- **Aim**
Repeat every line exactly, keeping the pictures out of the copy.

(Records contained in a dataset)
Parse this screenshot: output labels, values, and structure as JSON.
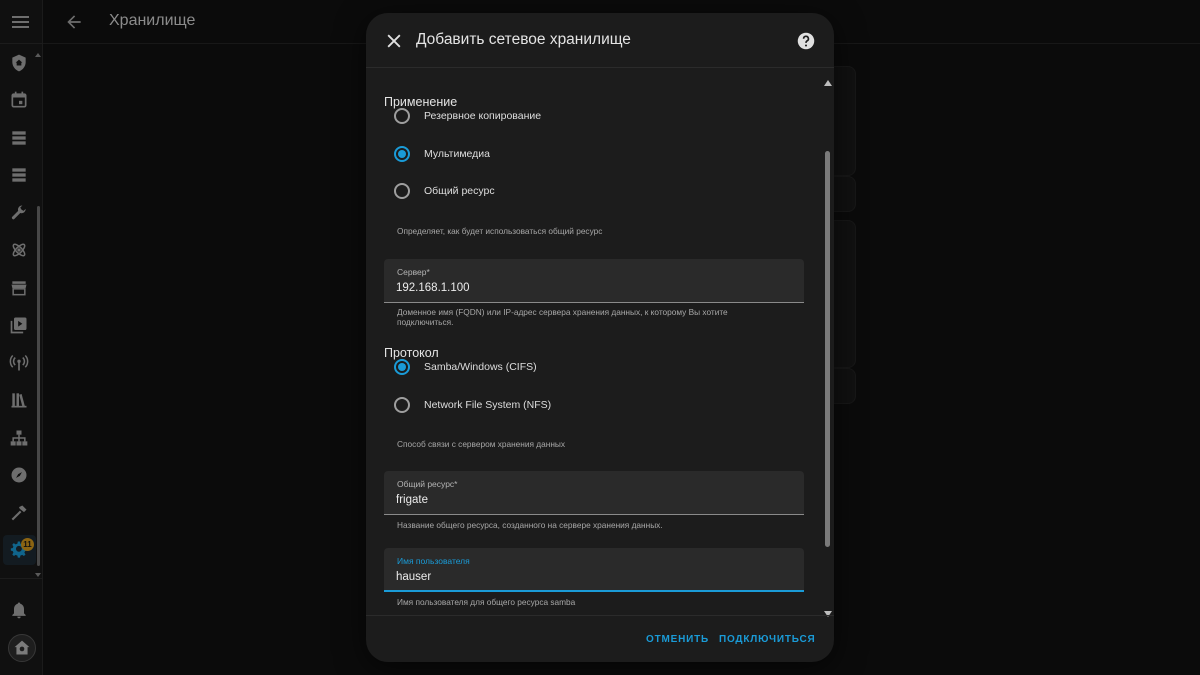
{
  "topbar": {
    "title": "Хранилище"
  },
  "sidebar": {
    "items": [
      {
        "icon": "shield-home-icon"
      },
      {
        "icon": "calendar-icon"
      },
      {
        "icon": "server-icon"
      },
      {
        "icon": "database-icon"
      },
      {
        "icon": "wrench-icon"
      },
      {
        "icon": "atom-icon"
      },
      {
        "icon": "store-icon"
      },
      {
        "icon": "play-box-icon"
      },
      {
        "icon": "antenna-icon"
      },
      {
        "icon": "library-icon"
      },
      {
        "icon": "sitemap-icon"
      },
      {
        "icon": "compass-icon"
      },
      {
        "icon": "hammer-icon"
      },
      {
        "icon": "cog-icon",
        "badge": "11"
      }
    ],
    "notifications_icon": "bell-icon"
  },
  "dialog": {
    "title": "Добавить сетевое хранилище",
    "usage": {
      "title": "Применение",
      "options": [
        "Резервное копирование",
        "Мультимедиа",
        "Общий ресурс"
      ],
      "selected": "Мультимедиа",
      "helper": "Определяет, как будет использоваться общий ресурс"
    },
    "server": {
      "label": "Сервер*",
      "value": "192.168.1.100",
      "helper_line1": "Доменное имя (FQDN) или IP-адрес сервера хранения данных, к которому Вы хотите",
      "helper_line2": "подключиться."
    },
    "protocol": {
      "title": "Протокол",
      "options": [
        "Samba/Windows (CIFS)",
        "Network File System (NFS)"
      ],
      "selected": "Samba/Windows (CIFS)",
      "helper": "Способ связи с сервером хранения данных"
    },
    "share": {
      "label": "Общий ресурс*",
      "value": "frigate",
      "helper": "Название общего ресурса, созданного на сервере хранения данных."
    },
    "username": {
      "label": "Имя пользователя",
      "value": "hauser",
      "helper": "Имя пользователя для общего ресурса samba"
    },
    "cancel_label": "ОТМЕНИТЬ",
    "connect_label": "ПОДКЛЮЧИТЬСЯ"
  },
  "colors": {
    "accent": "#1a9bd7",
    "badge": "#d79a1d",
    "dialog_bg": "#1c1c1c",
    "field_bg": "#2a2a2a"
  }
}
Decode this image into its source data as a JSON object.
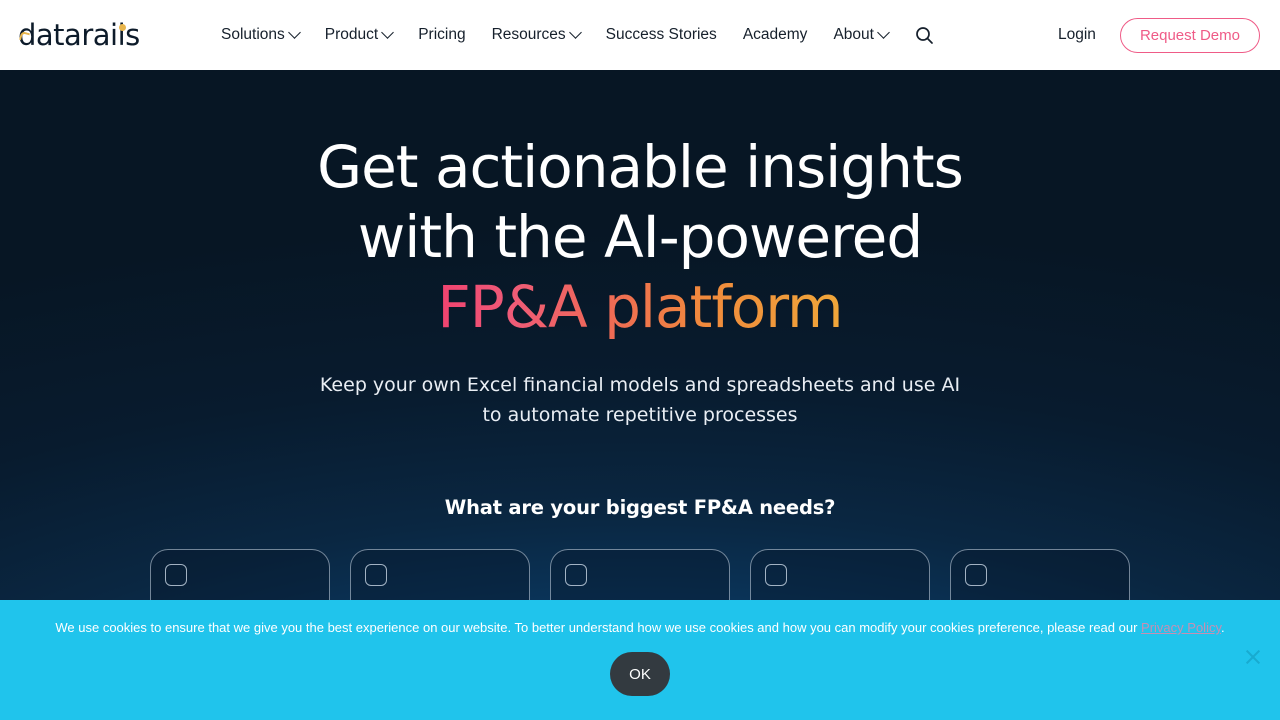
{
  "navbar": {
    "logo_text": "datarails",
    "links": [
      {
        "label": "Solutions",
        "has_chevron": true
      },
      {
        "label": "Product",
        "has_chevron": true
      },
      {
        "label": "Pricing",
        "has_chevron": false
      },
      {
        "label": "Resources",
        "has_chevron": true
      },
      {
        "label": "Success Stories",
        "has_chevron": false
      },
      {
        "label": "Academy",
        "has_chevron": false
      },
      {
        "label": "About",
        "has_chevron": true
      }
    ],
    "search_icon": "search-icon",
    "login_label": "Login",
    "demo_label": "Request Demo",
    "accent_color": "#ef5b87",
    "logo_accent_color": "#e8b54b"
  },
  "hero": {
    "headline_line1": "Get actionable insights",
    "headline_line2": "with the AI-powered",
    "headline_gradient": "FP&A platform",
    "subhead_line1": "Keep your own Excel financial models and spreadsheets and use AI",
    "subhead_line2": "to automate repetitive processes",
    "needs_title": "What are your biggest FP&A needs?",
    "gradient_start": "#f0426f",
    "gradient_end": "#f0a73a",
    "background_dark": "#081b2e",
    "background_blue": "#0e5a93",
    "cards": [
      {
        "icon": "three-people-icon"
      },
      {
        "icon": "document-icon"
      },
      {
        "icon": "document-icon"
      },
      {
        "icon": "circle-icon"
      },
      {
        "icon": "sparkle-icon"
      }
    ]
  },
  "cookie_banner": {
    "text_before_link": "We use cookies to ensure that we give you the best experience on our website. To better understand how we use cookies and how you can modify your cookies preference, please read our ",
    "link_label": "Privacy Policy",
    "text_after_link": ".",
    "ok_label": "OK",
    "close_icon": "close-icon",
    "background_color": "#20c4ec",
    "link_color": "#c78fb3"
  }
}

- **Exercise output**
Parse this screenshot: output labels, values, and structure as JSON.
{
  "topbar": {
    "title": "Хранилище"
  },
  "sidebar": {
    "items": [
      {
        "icon": "shield-home-icon"
      },
      {
        "icon": "calendar-icon"
      },
      {
        "icon": "server-icon"
      },
      {
        "icon": "database-icon"
      },
      {
        "icon": "wrench-icon"
      },
      {
        "icon": "atom-icon"
      },
      {
        "icon": "store-icon"
      },
      {
        "icon": "play-box-icon"
      },
      {
        "icon": "antenna-icon"
      },
      {
        "icon": "library-icon"
      },
      {
        "icon": "sitemap-icon"
      },
      {
        "icon": "compass-icon"
      },
      {
        "icon": "hammer-icon"
      },
      {
        "icon": "cog-icon",
        "badge": "11"
      }
    ],
    "notifications_icon": "bell-icon"
  },
  "dialog": {
    "title": "Добавить сетевое хранилище",
    "usage": {
      "title": "Применение",
      "options": [
        "Резервное копирование",
        "Мультимедиа",
        "Общий ресурс"
      ],
      "selected": "Мультимедиа",
      "helper": "Определяет, как будет использоваться общий ресурс"
    },
    "server": {
      "label": "Сервер*",
      "value": "192.168.1.100",
      "helper_line1": "Доменное имя (FQDN) или IP-адрес сервера хранения данных, к которому Вы хотите",
      "helper_line2": "подключиться."
    },
    "protocol": {
      "title": "Протокол",
      "options": [
        "Samba/Windows (CIFS)",
        "Network File System (NFS)"
      ],
      "selected": "Samba/Windows (CIFS)",
      "helper": "Способ связи с сервером хранения данных"
    },
    "share": {
      "label": "Общий ресурс*",
      "value": "frigate",
      "helper": "Название общего ресурса, созданного на сервере хранения данных."
    },
    "username": {
      "label": "Имя пользователя",
      "value": "hauser",
      "helper": "Имя пользователя для общего ресурса samba"
    },
    "cancel_label": "ОТМЕНИТЬ",
    "connect_label": "ПОДКЛЮЧИТЬСЯ"
  },
  "colors": {
    "accent": "#1a9bd7",
    "badge": "#d79a1d",
    "dialog_bg": "#1c1c1c",
    "field_bg": "#2a2a2a"
  }
}
Decode this image into its source data as a JSON object.
{
  "navbar": {
    "logo_text": "datarails",
    "links": [
      {
        "label": "Solutions",
        "has_chevron": true
      },
      {
        "label": "Product",
        "has_chevron": true
      },
      {
        "label": "Pricing",
        "has_chevron": false
      },
      {
        "label": "Resources",
        "has_chevron": true
      },
      {
        "label": "Success Stories",
        "has_chevron": false
      },
      {
        "label": "Academy",
        "has_chevron": false
      },
      {
        "label": "About",
        "has_chevron": true
      }
    ],
    "search_icon": "search-icon",
    "login_label": "Login",
    "demo_label": "Request Demo",
    "accent_color": "#ef5b87",
    "logo_accent_color": "#e8b54b"
  },
  "hero": {
    "headline_line1": "Get actionable insights",
    "headline_line2": "with the AI-powered",
    "headline_gradient": "FP&A platform",
    "subhead_line1": "Keep your own Excel financial models and spreadsheets and use AI",
    "subhead_line2": "to automate repetitive processes",
    "needs_title": "What are your biggest FP&A needs?",
    "gradient_start": "#f0426f",
    "gradient_end": "#f0a73a",
    "background_dark": "#081b2e",
    "background_blue": "#0e5a93",
    "cards": [
      {
        "icon": "three-people-icon"
      },
      {
        "icon": "document-icon"
      },
      {
        "icon": "document-icon"
      },
      {
        "icon": "circle-icon"
      },
      {
        "icon": "sparkle-icon"
      }
    ]
  },
  "cookie_banner": {
    "text_before_link": "We use cookies to ensure that we give you the best experience on our website. To better understand how we use cookies and how you can modify your cookies preference, please read our ",
    "link_label": "Privacy Policy",
    "text_after_link": ".",
    "ok_label": "OK",
    "close_icon": "close-icon",
    "background_color": "#20c4ec",
    "link_color": "#c78fb3"
  }
}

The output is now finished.